[The exercise] Determine how many lines hold "Erkebispens" and give only that number.

(Recorded data)
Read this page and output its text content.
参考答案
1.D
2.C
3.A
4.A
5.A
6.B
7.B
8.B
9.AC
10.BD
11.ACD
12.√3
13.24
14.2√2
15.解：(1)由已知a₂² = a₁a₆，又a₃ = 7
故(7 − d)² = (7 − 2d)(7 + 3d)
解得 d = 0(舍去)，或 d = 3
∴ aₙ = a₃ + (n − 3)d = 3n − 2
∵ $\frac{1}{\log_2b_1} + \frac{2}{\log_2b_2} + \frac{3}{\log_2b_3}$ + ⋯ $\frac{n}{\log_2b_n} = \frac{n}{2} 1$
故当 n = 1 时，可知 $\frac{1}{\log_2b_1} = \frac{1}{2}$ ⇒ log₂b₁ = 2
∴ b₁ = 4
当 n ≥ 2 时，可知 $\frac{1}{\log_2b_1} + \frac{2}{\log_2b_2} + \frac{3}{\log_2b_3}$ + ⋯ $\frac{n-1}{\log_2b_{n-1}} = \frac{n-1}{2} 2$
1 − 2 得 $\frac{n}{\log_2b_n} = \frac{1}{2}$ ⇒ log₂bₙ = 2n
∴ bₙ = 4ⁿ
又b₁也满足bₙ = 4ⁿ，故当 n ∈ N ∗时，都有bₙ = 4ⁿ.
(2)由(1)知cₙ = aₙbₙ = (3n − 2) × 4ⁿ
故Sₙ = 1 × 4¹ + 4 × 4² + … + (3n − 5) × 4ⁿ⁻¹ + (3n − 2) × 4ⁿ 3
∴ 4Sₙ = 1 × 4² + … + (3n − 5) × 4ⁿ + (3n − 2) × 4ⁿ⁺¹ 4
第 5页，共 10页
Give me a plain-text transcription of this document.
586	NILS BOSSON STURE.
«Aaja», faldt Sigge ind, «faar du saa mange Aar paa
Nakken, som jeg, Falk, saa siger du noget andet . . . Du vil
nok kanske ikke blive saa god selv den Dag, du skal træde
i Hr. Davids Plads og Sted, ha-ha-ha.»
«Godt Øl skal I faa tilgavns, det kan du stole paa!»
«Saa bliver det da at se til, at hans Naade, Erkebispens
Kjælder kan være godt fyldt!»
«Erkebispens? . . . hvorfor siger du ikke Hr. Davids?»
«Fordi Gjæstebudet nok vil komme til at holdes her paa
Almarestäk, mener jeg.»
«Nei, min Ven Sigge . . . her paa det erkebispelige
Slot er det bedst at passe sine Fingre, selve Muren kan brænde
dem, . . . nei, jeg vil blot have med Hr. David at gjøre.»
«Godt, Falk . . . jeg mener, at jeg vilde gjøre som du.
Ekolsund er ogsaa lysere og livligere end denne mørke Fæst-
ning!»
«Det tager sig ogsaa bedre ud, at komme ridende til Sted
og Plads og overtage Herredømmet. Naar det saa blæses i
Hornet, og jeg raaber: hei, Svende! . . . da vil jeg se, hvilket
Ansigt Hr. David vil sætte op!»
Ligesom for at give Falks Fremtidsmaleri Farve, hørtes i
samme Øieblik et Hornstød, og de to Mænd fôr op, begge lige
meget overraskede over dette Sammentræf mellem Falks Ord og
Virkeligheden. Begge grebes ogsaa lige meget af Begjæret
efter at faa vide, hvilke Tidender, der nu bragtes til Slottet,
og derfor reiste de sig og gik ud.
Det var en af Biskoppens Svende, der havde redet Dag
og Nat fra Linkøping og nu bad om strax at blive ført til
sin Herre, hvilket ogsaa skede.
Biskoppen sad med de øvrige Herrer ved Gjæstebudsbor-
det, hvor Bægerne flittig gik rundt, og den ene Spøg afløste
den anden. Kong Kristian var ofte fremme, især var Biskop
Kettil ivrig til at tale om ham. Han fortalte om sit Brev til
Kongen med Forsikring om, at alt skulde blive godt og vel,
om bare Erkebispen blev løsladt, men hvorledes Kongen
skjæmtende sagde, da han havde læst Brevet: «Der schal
--
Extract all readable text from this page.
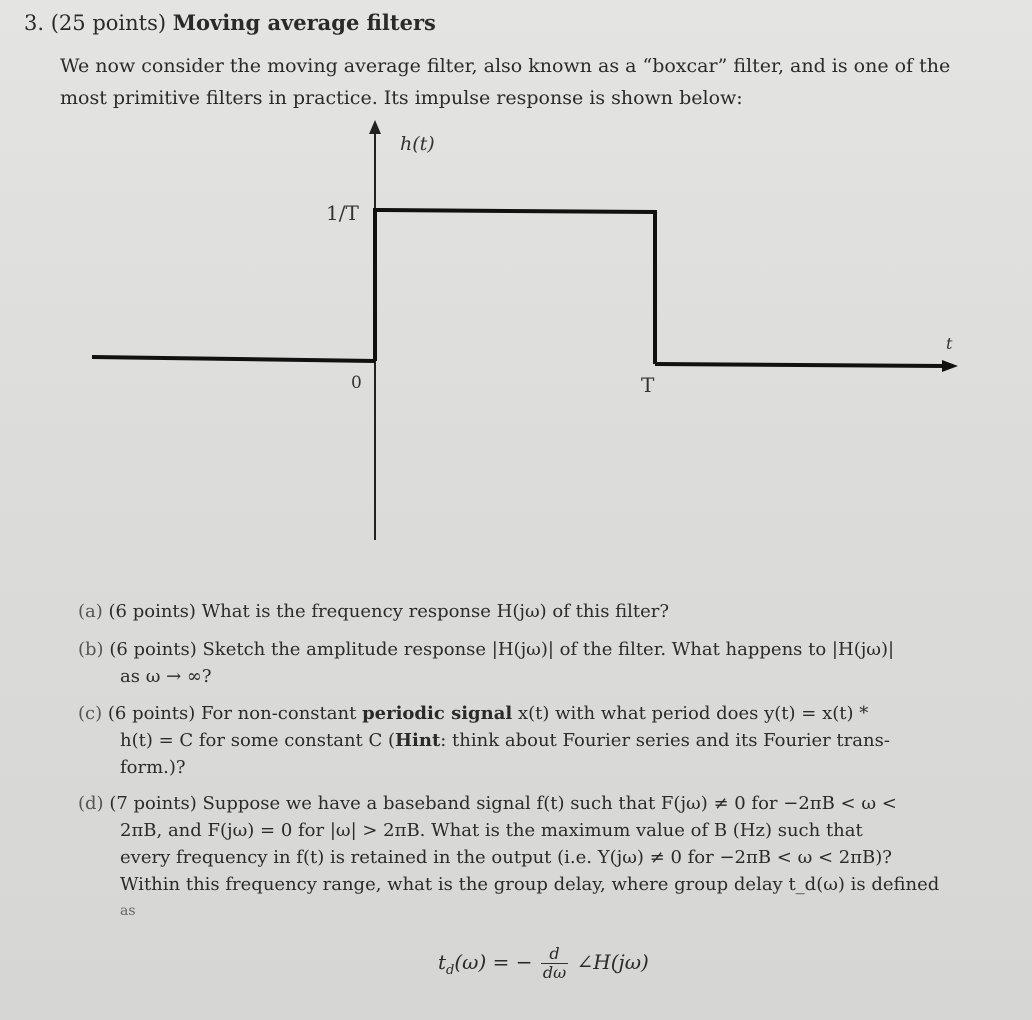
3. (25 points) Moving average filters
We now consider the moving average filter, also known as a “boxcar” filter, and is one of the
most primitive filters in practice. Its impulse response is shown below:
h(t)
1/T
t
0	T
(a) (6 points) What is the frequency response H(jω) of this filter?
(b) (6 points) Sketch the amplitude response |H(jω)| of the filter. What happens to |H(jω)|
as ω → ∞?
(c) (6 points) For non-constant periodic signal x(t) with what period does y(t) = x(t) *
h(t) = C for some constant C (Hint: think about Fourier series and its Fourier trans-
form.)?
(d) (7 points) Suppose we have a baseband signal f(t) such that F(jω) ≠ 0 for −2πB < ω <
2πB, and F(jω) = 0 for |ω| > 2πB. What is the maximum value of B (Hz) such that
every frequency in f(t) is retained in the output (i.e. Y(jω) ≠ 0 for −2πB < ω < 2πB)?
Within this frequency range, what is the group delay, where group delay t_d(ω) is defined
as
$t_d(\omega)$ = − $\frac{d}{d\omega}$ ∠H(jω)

[Full solution] 2